Description of the task
Write out, precisely and in full, each line of the material.

Items
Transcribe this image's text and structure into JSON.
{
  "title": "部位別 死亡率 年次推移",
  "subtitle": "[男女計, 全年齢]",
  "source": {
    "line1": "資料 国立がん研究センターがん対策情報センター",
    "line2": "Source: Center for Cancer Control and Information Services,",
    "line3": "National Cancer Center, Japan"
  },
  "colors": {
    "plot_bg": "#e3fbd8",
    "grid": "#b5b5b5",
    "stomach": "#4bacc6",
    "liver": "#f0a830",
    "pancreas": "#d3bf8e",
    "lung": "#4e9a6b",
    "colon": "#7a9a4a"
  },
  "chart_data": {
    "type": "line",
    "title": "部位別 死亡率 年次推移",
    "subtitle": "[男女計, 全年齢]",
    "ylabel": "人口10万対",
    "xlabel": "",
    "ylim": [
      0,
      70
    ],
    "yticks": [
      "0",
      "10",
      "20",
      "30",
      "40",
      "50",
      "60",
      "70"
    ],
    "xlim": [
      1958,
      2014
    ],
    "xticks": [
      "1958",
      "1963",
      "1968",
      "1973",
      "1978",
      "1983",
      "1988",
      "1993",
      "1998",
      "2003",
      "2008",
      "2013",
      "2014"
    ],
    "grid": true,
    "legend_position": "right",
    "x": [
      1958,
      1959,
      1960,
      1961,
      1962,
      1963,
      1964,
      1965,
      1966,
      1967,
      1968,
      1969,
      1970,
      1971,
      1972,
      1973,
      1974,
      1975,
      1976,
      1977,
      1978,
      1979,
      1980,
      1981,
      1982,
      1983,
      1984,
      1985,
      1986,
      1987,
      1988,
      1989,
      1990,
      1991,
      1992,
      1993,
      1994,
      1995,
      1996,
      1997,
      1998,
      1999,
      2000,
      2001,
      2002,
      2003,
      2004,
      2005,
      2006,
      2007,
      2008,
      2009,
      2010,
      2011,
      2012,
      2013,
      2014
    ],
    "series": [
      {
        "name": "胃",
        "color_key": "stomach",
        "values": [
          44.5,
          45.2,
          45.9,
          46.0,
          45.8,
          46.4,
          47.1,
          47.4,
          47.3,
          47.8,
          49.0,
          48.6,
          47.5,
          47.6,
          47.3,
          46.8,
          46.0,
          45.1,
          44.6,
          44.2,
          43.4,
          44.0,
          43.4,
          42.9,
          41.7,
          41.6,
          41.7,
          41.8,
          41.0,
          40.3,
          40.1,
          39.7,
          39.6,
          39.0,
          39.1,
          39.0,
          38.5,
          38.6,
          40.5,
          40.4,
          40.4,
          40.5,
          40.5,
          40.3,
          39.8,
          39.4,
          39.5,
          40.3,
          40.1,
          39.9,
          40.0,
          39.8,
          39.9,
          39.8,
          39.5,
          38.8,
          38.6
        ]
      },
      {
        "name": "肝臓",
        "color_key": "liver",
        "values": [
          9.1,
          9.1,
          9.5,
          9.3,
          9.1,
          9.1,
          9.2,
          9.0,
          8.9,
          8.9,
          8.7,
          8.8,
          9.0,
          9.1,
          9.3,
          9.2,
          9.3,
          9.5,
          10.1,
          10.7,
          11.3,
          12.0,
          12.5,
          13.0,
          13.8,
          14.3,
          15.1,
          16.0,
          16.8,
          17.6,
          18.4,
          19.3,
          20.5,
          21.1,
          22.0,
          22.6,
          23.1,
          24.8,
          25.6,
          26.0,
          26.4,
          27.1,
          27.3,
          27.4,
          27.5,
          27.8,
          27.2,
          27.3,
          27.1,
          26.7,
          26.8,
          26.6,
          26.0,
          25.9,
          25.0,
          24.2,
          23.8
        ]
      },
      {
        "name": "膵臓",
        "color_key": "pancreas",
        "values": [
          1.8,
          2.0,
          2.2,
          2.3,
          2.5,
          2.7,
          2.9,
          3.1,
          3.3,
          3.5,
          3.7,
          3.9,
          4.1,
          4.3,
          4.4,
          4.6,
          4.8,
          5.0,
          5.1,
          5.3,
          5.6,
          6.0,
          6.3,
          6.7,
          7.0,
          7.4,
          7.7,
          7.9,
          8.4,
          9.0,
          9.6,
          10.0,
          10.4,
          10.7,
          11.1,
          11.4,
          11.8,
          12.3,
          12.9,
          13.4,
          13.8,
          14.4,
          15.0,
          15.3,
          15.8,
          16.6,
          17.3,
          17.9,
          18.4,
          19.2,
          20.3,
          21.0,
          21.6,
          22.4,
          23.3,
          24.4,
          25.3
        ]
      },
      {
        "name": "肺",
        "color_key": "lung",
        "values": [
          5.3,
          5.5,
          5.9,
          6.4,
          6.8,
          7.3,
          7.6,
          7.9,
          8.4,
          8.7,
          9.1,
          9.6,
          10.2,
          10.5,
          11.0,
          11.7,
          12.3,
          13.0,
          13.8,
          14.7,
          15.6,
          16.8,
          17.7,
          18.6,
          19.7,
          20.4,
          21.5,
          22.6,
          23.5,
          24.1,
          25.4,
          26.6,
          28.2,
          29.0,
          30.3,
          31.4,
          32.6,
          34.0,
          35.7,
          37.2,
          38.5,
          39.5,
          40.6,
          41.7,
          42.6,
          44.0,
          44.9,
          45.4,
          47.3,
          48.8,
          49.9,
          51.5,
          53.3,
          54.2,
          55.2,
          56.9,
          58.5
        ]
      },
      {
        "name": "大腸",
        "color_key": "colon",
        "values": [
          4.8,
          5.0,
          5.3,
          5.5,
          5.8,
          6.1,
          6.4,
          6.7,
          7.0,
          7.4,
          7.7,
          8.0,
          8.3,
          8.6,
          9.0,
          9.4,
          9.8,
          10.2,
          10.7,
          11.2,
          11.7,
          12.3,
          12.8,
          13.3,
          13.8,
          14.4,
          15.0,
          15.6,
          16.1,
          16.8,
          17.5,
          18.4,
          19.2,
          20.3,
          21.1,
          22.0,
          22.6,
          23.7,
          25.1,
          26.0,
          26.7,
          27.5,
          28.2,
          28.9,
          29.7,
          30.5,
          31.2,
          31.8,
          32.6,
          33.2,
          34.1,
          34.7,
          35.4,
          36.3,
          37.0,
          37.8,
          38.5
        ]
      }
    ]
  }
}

Task output
Transcribe this image's text and structure into JSON.
{
  "title": "部位別 死亡率 年次推移",
  "subtitle": "[男女計, 全年齢]",
  "source": {
    "line1": "資料 国立がん研究センターがん対策情報センター",
    "line2": "Source: Center for Cancer Control and Information Services,",
    "line3": "National Cancer Center, Japan"
  },
  "colors": {
    "plot_bg": "#e3fbd8",
    "grid": "#b5b5b5",
    "stomach": "#4bacc6",
    "liver": "#f0a830",
    "pancreas": "#d3bf8e",
    "lung": "#4e9a6b",
    "colon": "#7a9a4a"
  },
  "chart_data": {
    "type": "line",
    "title": "部位別 死亡率 年次推移",
    "subtitle": "[男女計, 全年齢]",
    "ylabel": "人口10万対",
    "xlabel": "",
    "ylim": [
      0,
      70
    ],
    "yticks": [
      "0",
      "10",
      "20",
      "30",
      "40",
      "50",
      "60",
      "70"
    ],
    "xlim": [
      1958,
      2014
    ],
    "xticks": [
      "1958",
      "1963",
      "1968",
      "1973",
      "1978",
      "1983",
      "1988",
      "1993",
      "1998",
      "2003",
      "2008",
      "2013",
      "2014"
    ],
    "grid": true,
    "legend_position": "right",
    "x": [
      1958,
      1959,
      1960,
      1961,
      1962,
      1963,
      1964,
      1965,
      1966,
      1967,
      1968,
      1969,
      1970,
      1971,
      1972,
      1973,
      1974,
      1975,
      1976,
      1977,
      1978,
      1979,
      1980,
      1981,
      1982,
      1983,
      1984,
      1985,
      1986,
      1987,
      1988,
      1989,
      1990,
      1991,
      1992,
      1993,
      1994,
      1995,
      1996,
      1997,
      1998,
      1999,
      2000,
      2001,
      2002,
      2003,
      2004,
      2005,
      2006,
      2007,
      2008,
      2009,
      2010,
      2011,
      2012,
      2013,
      2014
    ],
    "series": [
      {
        "name": "胃",
        "color_key": "stomach",
        "values": [
          44.5,
          45.2,
          45.9,
          46.0,
          45.8,
          46.4,
          47.1,
          47.4,
          47.3,
          47.8,
          49.0,
          48.6,
          47.5,
          47.6,
          47.3,
          46.8,
          46.0,
          45.1,
          44.6,
          44.2,
          43.4,
          44.0,
          43.4,
          42.9,
          41.7,
          41.6,
          41.7,
          41.8,
          41.0,
          40.3,
          40.1,
          39.7,
          39.6,
          39.0,
          39.1,
          39.0,
          38.5,
          38.6,
          40.5,
          40.4,
          40.4,
          40.5,
          40.5,
          40.3,
          39.8,
          39.4,
          39.5,
          40.3,
          40.1,
          39.9,
          40.0,
          39.8,
          39.9,
          39.8,
          39.5,
          38.8,
          38.6
        ]
      },
      {
        "name": "肝臓",
        "color_key": "liver",
        "values": [
          9.1,
          9.1,
          9.5,
          9.3,
          9.1,
          9.1,
          9.2,
          9.0,
          8.9,
          8.9,
          8.7,
          8.8,
          9.0,
          9.1,
          9.3,
          9.2,
          9.3,
          9.5,
          10.1,
          10.7,
          11.3,
          12.0,
          12.5,
          13.0,
          13.8,
          14.3,
          15.1,
          16.0,
          16.8,
          17.6,
          18.4,
          19.3,
          20.5,
          21.1,
          22.0,
          22.6,
          23.1,
          24.8,
          25.6,
          26.0,
          26.4,
          27.1,
          27.3,
          27.4,
          27.5,
          27.8,
          27.2,
          27.3,
          27.1,
          26.7,
          26.8,
          26.6,
          26.0,
          25.9,
          25.0,
          24.2,
          23.8
        ]
      },
      {
        "name": "膵臓",
        "color_key": "pancreas",
        "values": [
          1.8,
          2.0,
          2.2,
          2.3,
          2.5,
          2.7,
          2.9,
          3.1,
          3.3,
          3.5,
          3.7,
          3.9,
          4.1,
          4.3,
          4.4,
          4.6,
          4.8,
          5.0,
          5.1,
          5.3,
          5.6,
          6.0,
          6.3,
          6.7,
          7.0,
          7.4,
          7.7,
          7.9,
          8.4,
          9.0,
          9.6,
          10.0,
          10.4,
          10.7,
          11.1,
          11.4,
          11.8,
          12.3,
          12.9,
          13.4,
          13.8,
          14.4,
          15.0,
          15.3,
          15.8,
          16.6,
          17.3,
          17.9,
          18.4,
          19.2,
          20.3,
          21.0,
          21.6,
          22.4,
          23.3,
          24.4,
          25.3
        ]
      },
      {
        "name": "肺",
        "color_key": "lung",
        "values": [
          5.3,
          5.5,
          5.9,
          6.4,
          6.8,
          7.3,
          7.6,
          7.9,
          8.4,
          8.7,
          9.1,
          9.6,
          10.2,
          10.5,
          11.0,
          11.7,
          12.3,
          13.0,
          13.8,
          14.7,
          15.6,
          16.8,
          17.7,
          18.6,
          19.7,
          20.4,
          21.5,
          22.6,
          23.5,
          24.1,
          25.4,
          26.6,
          28.2,
          29.0,
          30.3,
          31.4,
          32.6,
          34.0,
          35.7,
          37.2,
          38.5,
          39.5,
          40.6,
          41.7,
          42.6,
          44.0,
          44.9,
          45.4,
          47.3,
          48.8,
          49.9,
          51.5,
          53.3,
          54.2,
          55.2,
          56.9,
          58.5
        ]
      },
      {
        "name": "大腸",
        "color_key": "colon",
        "values": [
          4.8,
          5.0,
          5.3,
          5.5,
          5.8,
          6.1,
          6.4,
          6.7,
          7.0,
          7.4,
          7.7,
          8.0,
          8.3,
          8.6,
          9.0,
          9.4,
          9.8,
          10.2,
          10.7,
          11.2,
          11.7,
          12.3,
          12.8,
          13.3,
          13.8,
          14.4,
          15.0,
          15.6,
          16.1,
          16.8,
          17.5,
          18.4,
          19.2,
          20.3,
          21.1,
          22.0,
          22.6,
          23.7,
          25.1,
          26.0,
          26.7,
          27.5,
          28.2,
          28.9,
          29.7,
          30.5,
          31.2,
          31.8,
          32.6,
          33.2,
          34.1,
          34.7,
          35.4,
          36.3,
          37.0,
          37.8,
          38.5
        ]
      }
    ]
  }
}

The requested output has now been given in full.